◆ TASK DETAILS: Return all of the data exactly, with nothing left out but the pictures.

◆ GIVEN DATA:
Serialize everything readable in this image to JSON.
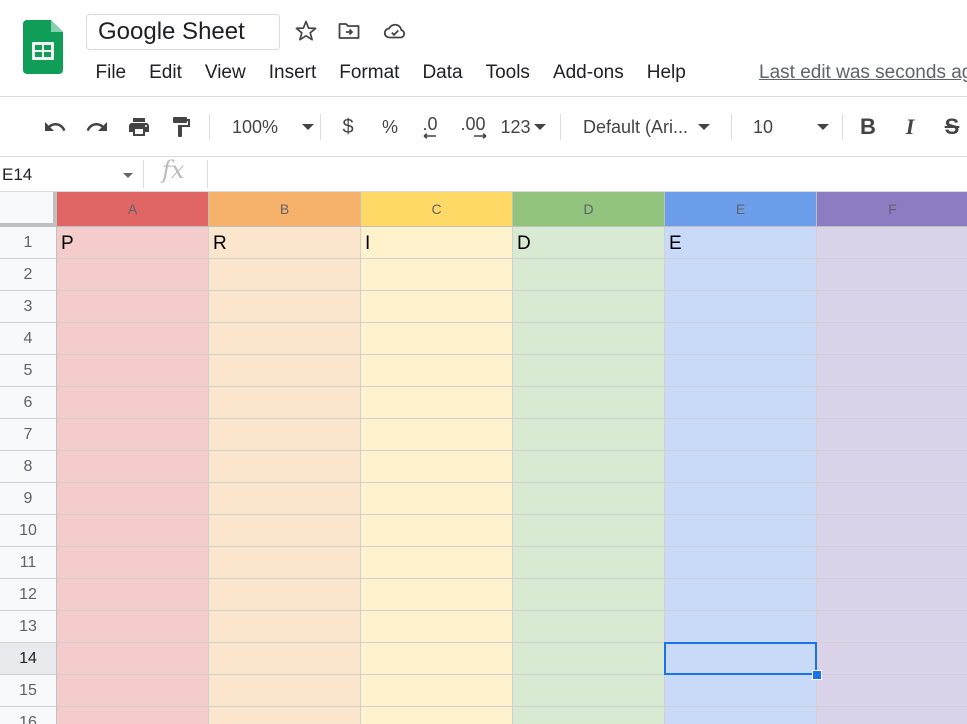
{
  "title_bar": {
    "doc_title": "Google Sheet",
    "icons": [
      "star-icon",
      "move-to-folder-icon",
      "cloud-saved-icon"
    ]
  },
  "menu": {
    "items": [
      "File",
      "Edit",
      "View",
      "Insert",
      "Format",
      "Data",
      "Tools",
      "Add-ons",
      "Help"
    ],
    "last_edit": "Last edit was seconds ago"
  },
  "toolbar": {
    "zoom": "100%",
    "currency": "$",
    "percent": "%",
    "decrease_decimal": ".0",
    "increase_decimal": ".00",
    "more_formats": "123",
    "font": "Default (Ari...",
    "font_size": "10",
    "bold": "B",
    "italic": "I",
    "strikethrough": "S"
  },
  "formula_bar": {
    "name_box": "E14",
    "fx": "fx",
    "value": ""
  },
  "sheet": {
    "columns": [
      "A",
      "B",
      "C",
      "D",
      "E",
      "F"
    ],
    "rows": [
      "1",
      "2",
      "3",
      "4",
      "5",
      "6",
      "7",
      "8",
      "9",
      "10",
      "11",
      "12",
      "13",
      "14",
      "15",
      "16"
    ],
    "row1_values": [
      "P",
      "R",
      "I",
      "D",
      "E",
      ""
    ],
    "selected_cell": "E14",
    "column_header_colors": [
      "#e06666",
      "#f6b26b",
      "#ffd966",
      "#93c47d",
      "#6d9eeb",
      "#8e7cc3"
    ],
    "column_fill_colors": [
      "#f4cccc",
      "#fce5cd",
      "#fff2cc",
      "#d9ead3",
      "#c9daf8",
      "#d9d2e9"
    ]
  },
  "colors": {
    "selection": "#1a73e8",
    "logo_green": "#0f9d58"
  }
}
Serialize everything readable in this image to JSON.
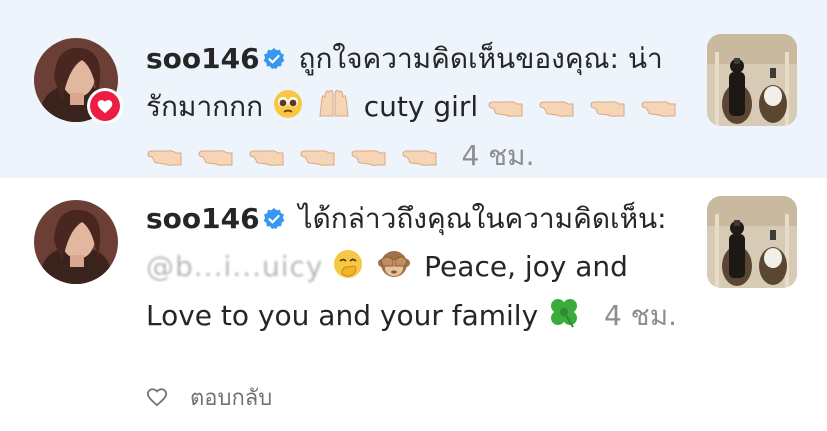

◆ WRITTEN ANSWER:
Serialize everything readable in this image to JSON.
{
  "title_bar": {
    "doc_title": "Google Sheet",
    "icons": [
      "star-icon",
      "move-to-folder-icon",
      "cloud-saved-icon"
    ]
  },
  "menu": {
    "items": [
      "File",
      "Edit",
      "View",
      "Insert",
      "Format",
      "Data",
      "Tools",
      "Add-ons",
      "Help"
    ],
    "last_edit": "Last edit was seconds ago"
  },
  "toolbar": {
    "zoom": "100%",
    "currency": "$",
    "percent": "%",
    "decrease_decimal": ".0",
    "increase_decimal": ".00",
    "more_formats": "123",
    "font": "Default (Ari...",
    "font_size": "10",
    "bold": "B",
    "italic": "I",
    "strikethrough": "S"
  },
  "formula_bar": {
    "name_box": "E14",
    "fx": "fx",
    "value": ""
  },
  "sheet": {
    "columns": [
      "A",
      "B",
      "C",
      "D",
      "E",
      "F"
    ],
    "rows": [
      "1",
      "2",
      "3",
      "4",
      "5",
      "6",
      "7",
      "8",
      "9",
      "10",
      "11",
      "12",
      "13",
      "14",
      "15",
      "16"
    ],
    "row1_values": [
      "P",
      "R",
      "I",
      "D",
      "E",
      ""
    ],
    "selected_cell": "E14",
    "column_header_colors": [
      "#e06666",
      "#f6b26b",
      "#ffd966",
      "#93c47d",
      "#6d9eeb",
      "#8e7cc3"
    ],
    "column_fill_colors": [
      "#f4cccc",
      "#fce5cd",
      "#fff2cc",
      "#d9ead3",
      "#c9daf8",
      "#d9d2e9"
    ]
  },
  "colors": {
    "selection": "#1a73e8",
    "logo_green": "#0f9d58"
  }
}
Serialize everything readable in this image to JSON.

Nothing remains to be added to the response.